§ **Problem requirements**: Scan the data below. Pull out each line where "heures" occurs.

----------

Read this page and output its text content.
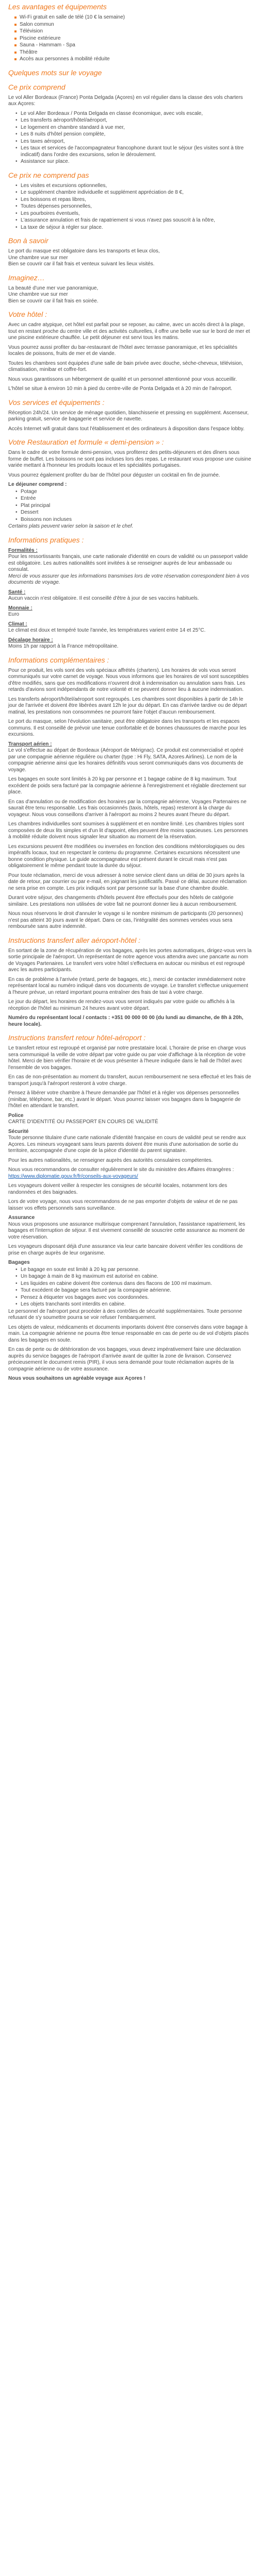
Les avantages et équipements
Wi-Fi gratuit en salle de télé (10 € la semaine)
Salon commun
Télévision
Piscine extérieure
Sauna - Hammam - Spa
Théâtre
Accès aux personnes à mobilité réduite
Quelques mots sur le voyage
Ce prix comprend

Le vol Aller Bordeaux (France) Ponta Delgada (Açores) en vol régulier dans la classe des vols charters aux Açores:

• Le vol Aller Bordeaux / Ponta Delgada en classe économique, avec vols escale,
• Les transferts aéroport/hôtel/aéroport,
• Le logement en chambre standard à vue mer,
• Les 8 nuits d'hôtel pension complète,
• Les taxes aéroport,
• Les taux et services de l'accompagnateur francophone durant tout le séjour (les visites sont à titre indicatif) dans l'ordre des excursions, selon le déroulement.
• Assistance sur place.
Ce prix ne comprend pas
• Les visites et excursions optionnelles,
• Le supplément chambre individuelle et supplément appréciation de 8 €,
• Les boissons et repas libres,
• Toutes dépenses personnelles,
• Les pourboires éventuels,
• L'assurance annulation et frais de rapatriement si vous n'avez pas souscrit à la nôtre,
• La taxe de séjour à régler sur place.
Bon à savoir

Le port du masque est obligatoire dans les transports et lieux clos,

Une chambre vue sur mer

Bien se couvrir car il fait frais et venteux suivant les lieux visités.

Imaginez…

La beauté d'une mer vue panoramique,

Une chambre vue sur mer

Bien se couvrir car il fait frais en soirée.

Votre hôtel :

Avec un cadre atypique, cet hôtel est parfait pour se reposer, au calme, avec un accès direct à la plage, tout en restant proche du centre ville et des activités culturelles, il offre une belle vue sur le bord de mer et une piscine extérieure chauffée. Le petit déjeuner est servi tous les matins.

Vous pourrez aussi profiter du bar-restaurant de l'hôtel avec terrasse panoramique, et les spécialités locales de poissons, fruits de mer et de viande.

Toutes les chambres sont équipées d'une salle de bain privée avec douche, sèche-cheveux, télévision, climatisation, minibar et coffre-fort.

Nous vous garantissons un hébergement de qualité et un personnel attentionné pour vous accueillir.

L'hôtel se situe à environ 10 min à pied du centre-ville de Ponta Delgada et à 20 min de l'aéroport.

Vos services et équipements :

Réception 24h/24. Un service de ménage quotidien, blanchisserie et pressing en supplément. Ascenseur, parking gratuit, service de bagagerie et service de navette.

Accès Internet wifi gratuit dans tout l'établissement et des ordinateurs à disposition dans l'espace lobby.

Votre Restauration et formule « demi-pension » :

Dans le cadre de votre formule demi-pension, vous profiterez des petits-déjeuners et des dîners sous forme de buffet. Les boissons ne sont pas incluses lors des repas. Le restaurant vous propose une cuisine variée mettant à l'honneur les produits locaux et les spécialités portugaises.

Vous pourrez également profiter du bar de l'hôtel pour déguster un cocktail en fin de journée.

Le déjeuner comprend :

• Potage
• Entrée
• Plat principal
• Dessert
• Boissons non incluses

Certains plats peuvent varier selon la saison et le chef.

Informations pratiques :

Formalités :

Pour les ressortissants français, une carte nationale d'identité en cours de validité ou un passeport valide est obligatoire. Les autres nationalités sont invitées à se renseigner auprès de leur ambassade ou consulat.

Merci de vous assurer que les informations transmises lors de votre réservation correspondent bien à vos documents de voyage.

Santé :

Aucun vaccin n'est obligatoire. Il est conseillé d'être à jour de ses vaccins habituels.

Monnaie :

Euro

Climat :

Le climat est doux et tempéré toute l'année, les températures varient entre 14 et 25°C.

Décalage horaire :

Moins 1h par rapport à la France métropolitaine.

Informations complémentaires :

Pour ce produit, les vols sont des vols spéciaux affrétés (charters). Les horaires de vols vous seront communiqués sur votre carnet de voyage. Nous vous informons que les horaires de vol sont susceptibles d'être modifiés, sans que ces modifications n'ouvrent droit à indemnisation ou annulation sans frais. Les retards d'avions sont indépendants de notre volonté et ne peuvent donner lieu à aucune indemnisation.

Les transferts aéroport/hôtel/aéroport sont regroupés. Les chambres sont disponibles à partir de 14h le jour de l'arrivée et doivent être libérées avant 12h le jour du départ. En cas d'arrivée tardive ou de départ matinal, les prestations non consommées ne pourront faire l'objet d'aucun remboursement.

Le port du masque, selon l'évolution sanitaire, peut être obligatoire dans les transports et les espaces communs. Il est conseillé de prévoir une tenue confortable et de bonnes chaussures de marche pour les excursions.

Transport aérien :

Le vol s'effectue au départ de Bordeaux (Aéroport de Mérignac). Ce produit est commercialisé et opéré par une compagnie aérienne régulière ou charter (type : Hi Fly, SATA, Azores Airlines). Le nom de la compagnie aérienne ainsi que les horaires définitifs vous seront communiqués dans vos documents de voyage.

Les bagages en soute sont limités à 20 kg par personne et 1 bagage cabine de 8 kg maximum. Tout excédent de poids sera facturé par la compagnie aérienne à l'enregistrement et réglable directement sur place.

En cas d'annulation ou de modification des horaires par la compagnie aérienne, Voyages Partenaires ne saurait être tenu responsable. Les frais occasionnés (taxis, hôtels, repas) resteront à la charge du voyageur. Nous vous conseillons d'arriver à l'aéroport au moins 2 heures avant l'heure du départ.

Les chambres individuelles sont soumises à supplément et en nombre limité. Les chambres triples sont composées de deux lits simples et d'un lit d'appoint, elles peuvent être moins spacieuses. Les personnes à mobilité réduite doivent nous signaler leur situation au moment de la réservation.

Les excursions peuvent être modifiées ou inversées en fonction des conditions météorologiques ou des impératifs locaux, tout en respectant le contenu du programme. Certaines excursions nécessitent une bonne condition physique. Le guide accompagnateur est présent durant le circuit mais n'est pas obligatoirement le même pendant toute la durée du séjour.

Pour toute réclamation, merci de vous adresser à notre service client dans un délai de 30 jours après la date de retour, par courrier ou par e-mail, en joignant les justificatifs. Passé ce délai, aucune réclamation ne sera prise en compte. Les prix indiqués sont par personne sur la base d'une chambre double.

Durant votre séjour, des changements d'hôtels peuvent être effectués pour des hôtels de catégorie similaire. Les prestations non utilisées de votre fait ne pourront donner lieu à aucun remboursement.

Nous nous réservons le droit d'annuler le voyage si le nombre minimum de participants (20 personnes) n'est pas atteint 30 jours avant le départ. Dans ce cas, l'intégralité des sommes versées vous sera remboursée sans autre indemnité.

Instructions transfert aller aéroport-hôtel :

En sortant de la zone de récupération de vos bagages, après les portes automatiques, dirigez-vous vers la sortie principale de l'aéroport. Un représentant de notre agence vous attendra avec une pancarte au nom de Voyages Partenaires. Le transfert vers votre hôtel s'effectuera en autocar ou minibus et est regroupé avec les autres participants.

En cas de problème à l'arrivée (retard, perte de bagages, etc.), merci de contacter immédiatement notre représentant local au numéro indiqué dans vos documents de voyage. Le transfert s'effectue uniquement à l'heure prévue, un retard important pourra entraîner des frais de taxi à votre charge.

Le jour du départ, les horaires de rendez-vous vous seront indiqués par votre guide ou affichés à la réception de l'hôtel au minimum 24 heures avant votre départ.

Numéro du représentant local / contacts : +351 00 000 00 00 (du lundi au dimanche, de 8h à 20h, heure locale).

Instructions transfert retour hôtel-aéroport :

Le transfert retour est regroupé et organisé par notre prestataire local. L'horaire de prise en charge vous sera communiqué la veille de votre départ par votre guide ou par voie d'affichage à la réception de votre hôtel. Merci de bien vérifier l'horaire et de vous présenter à l'heure indiquée dans le hall de l'hôtel avec l'ensemble de vos bagages.

En cas de non-présentation au moment du transfert, aucun remboursement ne sera effectué et les frais de transport jusqu'à l'aéroport resteront à votre charge.

Pensez à libérer votre chambre à l'heure demandée par l'hôtel et à régler vos dépenses personnelles (minibar, téléphone, bar, etc.) avant le départ. Vous pourrez laisser vos bagages dans la bagagerie de l'hôtel en attendant le transfert.

Police

CARTE D'IDENTITÉ OU PASSEPORT EN COURS DE VALIDITÉ

Sécurité

Toute personne titulaire d'une carte nationale d'identité française en cours de validité peut se rendre aux Açores. Les mineurs voyageant sans leurs parents doivent être munis d'une autorisation de sortie du territoire, accompagnée d'une copie de la pièce d'identité du parent signataire.

Pour les autres nationalités, se renseigner auprès des autorités consulaires compétentes.

Nous vous recommandons de consulter régulièrement le site du ministère des Affaires étrangères :

https://www.diplomatie.gouv.fr/fr/conseils-aux-voyageurs/

Les voyageurs doivent veiller à respecter les consignes de sécurité locales, notamment lors des randonnées et des baignades.

Lors de votre voyage, nous vous recommandons de ne pas emporter d'objets de valeur et de ne pas laisser vos effets personnels sans surveillance.

Assurance

Nous vous proposons une assurance multirisque comprenant l'annulation, l'assistance rapatriement, les bagages et l'interruption de séjour. Il est vivement conseillé de souscrire cette assurance au moment de votre réservation.

Les voyageurs disposant déjà d'une assurance via leur carte bancaire doivent vérifier les conditions de prise en charge auprès de leur organisme.

Bagages

• Le bagage en soute est limité à 20 kg par personne.
• Un bagage à main de 8 kg maximum est autorisé en cabine.
• Les liquides en cabine doivent être contenus dans des flacons de 100 ml maximum.
• Tout excédent de bagage sera facturé par la compagnie aérienne.
• Pensez à étiqueter vos bagages avec vos coordonnées.
• Les objets tranchants sont interdits en cabine.

Le personnel de l'aéroport peut procéder à des contrôles de sécurité supplémentaires. Toute personne refusant de s'y soumettre pourra se voir refuser l'embarquement.

Les objets de valeur, médicaments et documents importants doivent être conservés dans votre bagage à main. La compagnie aérienne ne pourra être tenue responsable en cas de perte ou de vol d'objets placés dans les bagages en soute.

En cas de perte ou de détérioration de vos bagages, vous devez impérativement faire une déclaration auprès du service bagages de l'aéroport d'arrivée avant de quitter la zone de livraison. Conservez précieusement le document remis (PIR), il vous sera demandé pour toute réclamation auprès de la compagnie aérienne ou de votre assurance.

Nous vous souhaitons un agréable voyage aux Açores !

----------

§ **Finished exercise**:
En cas d'annulation ou de modification des horaires par la compagnie aérienne, Voyages Partenaires ne saurait être tenu responsable. Les frais occasionnés (taxis, hôtels, repas) resteront à la charge du voyageur. Nous vous conseillons d'arriver à l'aéroport au moins 2 heures avant l'heure du départ.
Le jour du départ, les horaires de rendez-vous vous seront indiqués par votre guide ou affichés à la réception de l'hôtel au minimum 24 heures avant votre départ.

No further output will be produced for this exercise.